Write out all lines holding the word "Products".

^^^^^^^^

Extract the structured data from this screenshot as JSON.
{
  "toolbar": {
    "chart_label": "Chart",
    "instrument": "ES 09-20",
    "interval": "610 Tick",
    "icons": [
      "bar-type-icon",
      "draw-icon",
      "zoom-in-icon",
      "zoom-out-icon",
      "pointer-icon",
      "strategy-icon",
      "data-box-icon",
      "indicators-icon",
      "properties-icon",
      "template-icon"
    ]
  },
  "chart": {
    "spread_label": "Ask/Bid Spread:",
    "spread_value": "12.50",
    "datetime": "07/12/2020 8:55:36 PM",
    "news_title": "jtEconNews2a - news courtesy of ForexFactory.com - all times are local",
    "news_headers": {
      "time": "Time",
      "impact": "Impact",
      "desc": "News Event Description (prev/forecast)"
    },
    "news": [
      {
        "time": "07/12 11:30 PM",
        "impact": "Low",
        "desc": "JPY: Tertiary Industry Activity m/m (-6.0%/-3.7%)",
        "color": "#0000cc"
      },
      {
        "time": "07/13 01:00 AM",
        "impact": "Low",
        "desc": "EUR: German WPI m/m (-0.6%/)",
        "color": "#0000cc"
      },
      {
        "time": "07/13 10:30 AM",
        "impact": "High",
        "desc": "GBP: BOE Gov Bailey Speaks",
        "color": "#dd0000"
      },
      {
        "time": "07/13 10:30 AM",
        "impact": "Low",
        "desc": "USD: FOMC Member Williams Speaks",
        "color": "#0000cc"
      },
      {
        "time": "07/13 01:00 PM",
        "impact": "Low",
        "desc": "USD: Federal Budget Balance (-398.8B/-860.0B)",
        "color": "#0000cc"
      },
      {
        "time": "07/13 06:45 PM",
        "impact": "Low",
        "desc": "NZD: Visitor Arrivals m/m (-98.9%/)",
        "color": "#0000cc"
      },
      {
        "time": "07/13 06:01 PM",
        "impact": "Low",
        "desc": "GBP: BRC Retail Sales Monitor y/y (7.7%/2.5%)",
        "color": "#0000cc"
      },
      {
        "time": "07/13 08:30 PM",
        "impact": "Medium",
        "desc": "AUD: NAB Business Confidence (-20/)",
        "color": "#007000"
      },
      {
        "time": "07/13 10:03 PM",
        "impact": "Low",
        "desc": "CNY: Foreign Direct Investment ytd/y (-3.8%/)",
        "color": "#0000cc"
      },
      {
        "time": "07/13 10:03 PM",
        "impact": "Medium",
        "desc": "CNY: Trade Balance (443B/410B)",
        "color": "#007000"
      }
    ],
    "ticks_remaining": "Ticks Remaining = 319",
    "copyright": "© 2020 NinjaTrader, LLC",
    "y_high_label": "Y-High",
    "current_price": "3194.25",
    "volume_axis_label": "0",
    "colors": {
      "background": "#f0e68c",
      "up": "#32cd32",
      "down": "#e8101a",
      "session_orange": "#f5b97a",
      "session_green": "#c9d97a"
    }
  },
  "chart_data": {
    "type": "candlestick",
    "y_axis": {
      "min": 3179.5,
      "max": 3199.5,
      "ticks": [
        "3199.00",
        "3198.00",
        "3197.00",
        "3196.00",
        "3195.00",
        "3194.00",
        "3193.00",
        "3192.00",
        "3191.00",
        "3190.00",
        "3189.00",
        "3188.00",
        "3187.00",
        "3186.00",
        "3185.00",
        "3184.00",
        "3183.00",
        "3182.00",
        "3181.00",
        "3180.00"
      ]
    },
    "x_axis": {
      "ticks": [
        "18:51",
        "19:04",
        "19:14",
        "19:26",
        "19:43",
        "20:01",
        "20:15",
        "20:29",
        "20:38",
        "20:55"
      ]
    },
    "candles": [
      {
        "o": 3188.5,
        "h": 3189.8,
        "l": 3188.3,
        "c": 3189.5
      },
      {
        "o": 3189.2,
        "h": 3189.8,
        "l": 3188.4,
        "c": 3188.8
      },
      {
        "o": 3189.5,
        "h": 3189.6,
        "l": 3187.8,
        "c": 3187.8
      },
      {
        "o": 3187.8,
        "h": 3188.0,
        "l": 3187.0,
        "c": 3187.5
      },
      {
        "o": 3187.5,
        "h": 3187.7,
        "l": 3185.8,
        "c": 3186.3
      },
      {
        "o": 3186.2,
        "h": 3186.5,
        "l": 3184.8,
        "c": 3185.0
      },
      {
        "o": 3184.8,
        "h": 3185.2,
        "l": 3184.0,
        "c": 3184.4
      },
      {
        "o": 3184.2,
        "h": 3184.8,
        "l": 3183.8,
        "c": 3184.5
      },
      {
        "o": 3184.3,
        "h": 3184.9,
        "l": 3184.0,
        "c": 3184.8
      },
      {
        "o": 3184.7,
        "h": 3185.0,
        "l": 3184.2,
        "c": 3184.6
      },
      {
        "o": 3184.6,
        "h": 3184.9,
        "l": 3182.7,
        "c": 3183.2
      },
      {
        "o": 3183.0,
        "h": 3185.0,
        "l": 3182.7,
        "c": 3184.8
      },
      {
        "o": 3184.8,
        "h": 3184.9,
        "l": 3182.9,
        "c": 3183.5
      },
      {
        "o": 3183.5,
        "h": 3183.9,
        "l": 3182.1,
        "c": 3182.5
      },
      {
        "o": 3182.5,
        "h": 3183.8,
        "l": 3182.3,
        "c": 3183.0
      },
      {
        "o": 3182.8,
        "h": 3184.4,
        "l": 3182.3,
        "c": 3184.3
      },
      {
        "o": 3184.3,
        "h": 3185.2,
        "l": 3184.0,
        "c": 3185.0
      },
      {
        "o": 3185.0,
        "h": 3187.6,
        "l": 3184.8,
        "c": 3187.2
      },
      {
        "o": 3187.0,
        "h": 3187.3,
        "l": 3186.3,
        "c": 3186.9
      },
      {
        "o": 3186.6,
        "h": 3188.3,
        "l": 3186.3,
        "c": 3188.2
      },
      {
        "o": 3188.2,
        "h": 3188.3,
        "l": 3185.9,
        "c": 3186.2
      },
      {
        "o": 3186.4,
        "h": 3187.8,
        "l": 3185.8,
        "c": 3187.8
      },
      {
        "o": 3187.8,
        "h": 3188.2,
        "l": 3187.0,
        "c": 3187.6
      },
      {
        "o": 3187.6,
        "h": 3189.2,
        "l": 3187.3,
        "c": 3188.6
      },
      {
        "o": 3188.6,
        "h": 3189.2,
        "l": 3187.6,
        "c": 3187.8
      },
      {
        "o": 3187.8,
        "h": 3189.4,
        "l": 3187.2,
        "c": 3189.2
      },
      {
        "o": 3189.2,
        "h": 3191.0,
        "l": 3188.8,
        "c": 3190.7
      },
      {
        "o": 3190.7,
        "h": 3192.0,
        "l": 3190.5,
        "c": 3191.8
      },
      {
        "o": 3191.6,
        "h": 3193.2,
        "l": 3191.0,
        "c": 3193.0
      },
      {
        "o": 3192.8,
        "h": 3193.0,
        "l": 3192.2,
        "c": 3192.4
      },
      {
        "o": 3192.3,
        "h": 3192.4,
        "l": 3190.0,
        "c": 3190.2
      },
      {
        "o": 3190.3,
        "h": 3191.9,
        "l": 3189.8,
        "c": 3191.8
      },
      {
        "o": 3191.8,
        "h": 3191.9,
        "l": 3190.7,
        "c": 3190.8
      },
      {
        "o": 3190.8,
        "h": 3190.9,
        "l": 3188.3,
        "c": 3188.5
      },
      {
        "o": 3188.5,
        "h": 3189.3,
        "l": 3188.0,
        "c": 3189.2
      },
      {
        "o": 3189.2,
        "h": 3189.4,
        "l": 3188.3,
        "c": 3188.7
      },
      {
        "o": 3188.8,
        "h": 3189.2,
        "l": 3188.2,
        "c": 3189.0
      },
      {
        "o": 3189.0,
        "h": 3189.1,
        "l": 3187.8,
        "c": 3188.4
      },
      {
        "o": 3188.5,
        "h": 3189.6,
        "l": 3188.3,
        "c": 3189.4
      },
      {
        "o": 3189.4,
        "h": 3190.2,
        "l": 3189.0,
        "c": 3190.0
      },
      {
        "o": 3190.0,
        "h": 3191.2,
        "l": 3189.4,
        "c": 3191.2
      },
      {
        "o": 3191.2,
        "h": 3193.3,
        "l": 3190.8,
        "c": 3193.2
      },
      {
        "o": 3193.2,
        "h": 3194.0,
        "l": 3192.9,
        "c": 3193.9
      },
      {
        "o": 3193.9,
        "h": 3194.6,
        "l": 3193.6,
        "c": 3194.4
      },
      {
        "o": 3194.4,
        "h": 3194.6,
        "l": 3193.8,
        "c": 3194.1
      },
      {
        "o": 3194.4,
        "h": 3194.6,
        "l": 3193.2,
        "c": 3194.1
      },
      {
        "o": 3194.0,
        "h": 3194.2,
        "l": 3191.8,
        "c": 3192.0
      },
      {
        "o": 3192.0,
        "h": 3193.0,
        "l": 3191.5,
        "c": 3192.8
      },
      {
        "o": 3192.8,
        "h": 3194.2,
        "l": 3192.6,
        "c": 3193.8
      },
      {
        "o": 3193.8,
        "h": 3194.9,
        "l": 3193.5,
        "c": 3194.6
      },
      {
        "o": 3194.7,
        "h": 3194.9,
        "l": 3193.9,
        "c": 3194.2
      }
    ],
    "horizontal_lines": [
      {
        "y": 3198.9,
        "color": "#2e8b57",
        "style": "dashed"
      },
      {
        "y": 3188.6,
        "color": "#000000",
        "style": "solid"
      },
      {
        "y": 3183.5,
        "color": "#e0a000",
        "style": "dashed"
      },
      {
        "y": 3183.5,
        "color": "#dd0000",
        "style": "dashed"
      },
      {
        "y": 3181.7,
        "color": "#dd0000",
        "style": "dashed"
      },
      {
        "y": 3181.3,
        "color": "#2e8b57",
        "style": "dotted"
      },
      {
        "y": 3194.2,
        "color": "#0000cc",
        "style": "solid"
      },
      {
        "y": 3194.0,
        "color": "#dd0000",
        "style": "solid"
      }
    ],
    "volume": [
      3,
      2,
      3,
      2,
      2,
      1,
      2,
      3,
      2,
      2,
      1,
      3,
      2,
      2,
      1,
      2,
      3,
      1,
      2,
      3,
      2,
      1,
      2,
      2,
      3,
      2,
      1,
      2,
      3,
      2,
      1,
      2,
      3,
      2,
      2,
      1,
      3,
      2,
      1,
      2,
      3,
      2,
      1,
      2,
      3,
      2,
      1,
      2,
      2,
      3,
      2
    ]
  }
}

^^^^^^^^

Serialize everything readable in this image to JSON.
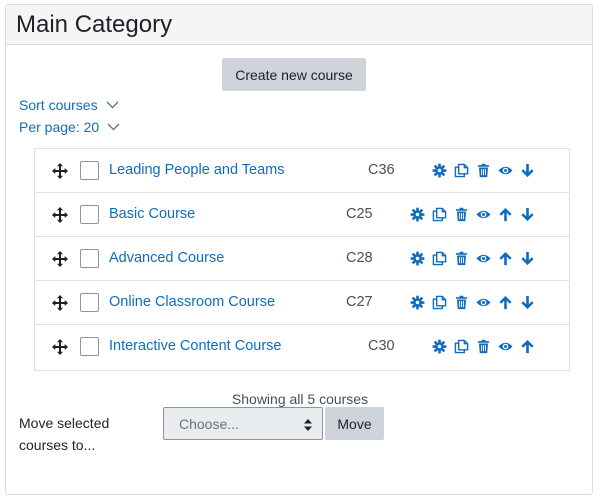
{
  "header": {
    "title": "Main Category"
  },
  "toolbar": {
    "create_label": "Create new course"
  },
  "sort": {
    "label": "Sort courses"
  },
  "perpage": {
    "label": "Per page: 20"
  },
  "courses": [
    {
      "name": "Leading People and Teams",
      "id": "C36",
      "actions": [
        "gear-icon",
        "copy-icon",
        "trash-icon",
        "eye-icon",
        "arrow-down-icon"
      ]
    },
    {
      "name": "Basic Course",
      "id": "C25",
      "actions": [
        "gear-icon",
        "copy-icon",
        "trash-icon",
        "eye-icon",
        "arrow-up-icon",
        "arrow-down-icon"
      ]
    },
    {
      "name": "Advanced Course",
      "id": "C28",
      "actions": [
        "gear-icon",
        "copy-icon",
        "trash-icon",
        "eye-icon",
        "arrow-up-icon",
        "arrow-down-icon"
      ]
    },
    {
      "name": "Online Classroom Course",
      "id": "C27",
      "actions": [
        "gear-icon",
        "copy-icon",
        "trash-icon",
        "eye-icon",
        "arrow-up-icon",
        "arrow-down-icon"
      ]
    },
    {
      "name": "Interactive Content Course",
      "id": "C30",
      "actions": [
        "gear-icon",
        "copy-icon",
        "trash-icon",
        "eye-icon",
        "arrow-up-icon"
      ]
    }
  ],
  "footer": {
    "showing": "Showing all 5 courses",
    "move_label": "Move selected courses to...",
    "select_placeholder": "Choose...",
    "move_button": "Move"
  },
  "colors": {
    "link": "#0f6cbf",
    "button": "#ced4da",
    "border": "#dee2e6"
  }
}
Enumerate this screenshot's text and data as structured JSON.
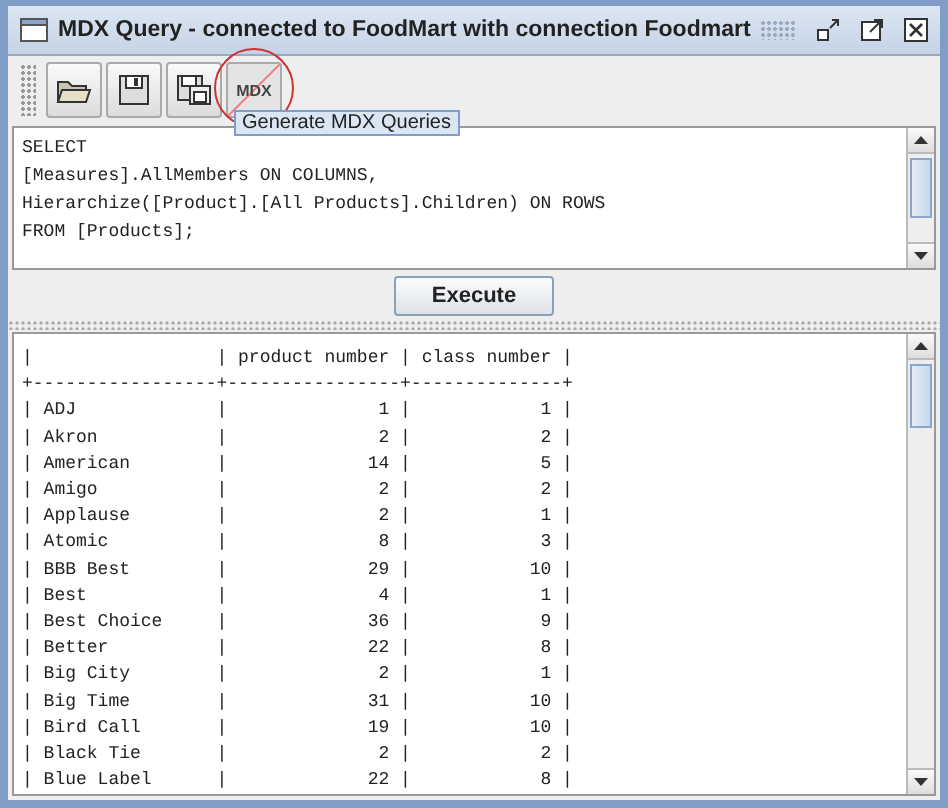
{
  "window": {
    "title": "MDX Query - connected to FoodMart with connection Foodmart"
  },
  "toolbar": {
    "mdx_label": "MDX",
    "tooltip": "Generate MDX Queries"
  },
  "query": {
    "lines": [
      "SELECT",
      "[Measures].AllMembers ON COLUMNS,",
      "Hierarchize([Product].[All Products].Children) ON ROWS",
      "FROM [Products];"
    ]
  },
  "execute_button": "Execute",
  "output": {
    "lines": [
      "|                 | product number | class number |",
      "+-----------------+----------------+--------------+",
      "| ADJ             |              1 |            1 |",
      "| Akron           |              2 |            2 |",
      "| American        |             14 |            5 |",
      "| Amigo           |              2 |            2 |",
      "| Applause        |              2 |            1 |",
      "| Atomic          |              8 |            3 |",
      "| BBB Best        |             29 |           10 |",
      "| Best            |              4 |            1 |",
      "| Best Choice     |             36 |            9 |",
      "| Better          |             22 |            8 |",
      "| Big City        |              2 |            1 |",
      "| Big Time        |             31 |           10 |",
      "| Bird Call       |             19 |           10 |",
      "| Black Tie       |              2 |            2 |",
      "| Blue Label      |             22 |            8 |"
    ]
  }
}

^^^^^^^^

Output of the task:
      "Hierarchize([Product].[All Products].Children) ON ROWS",
      "FROM [Products];"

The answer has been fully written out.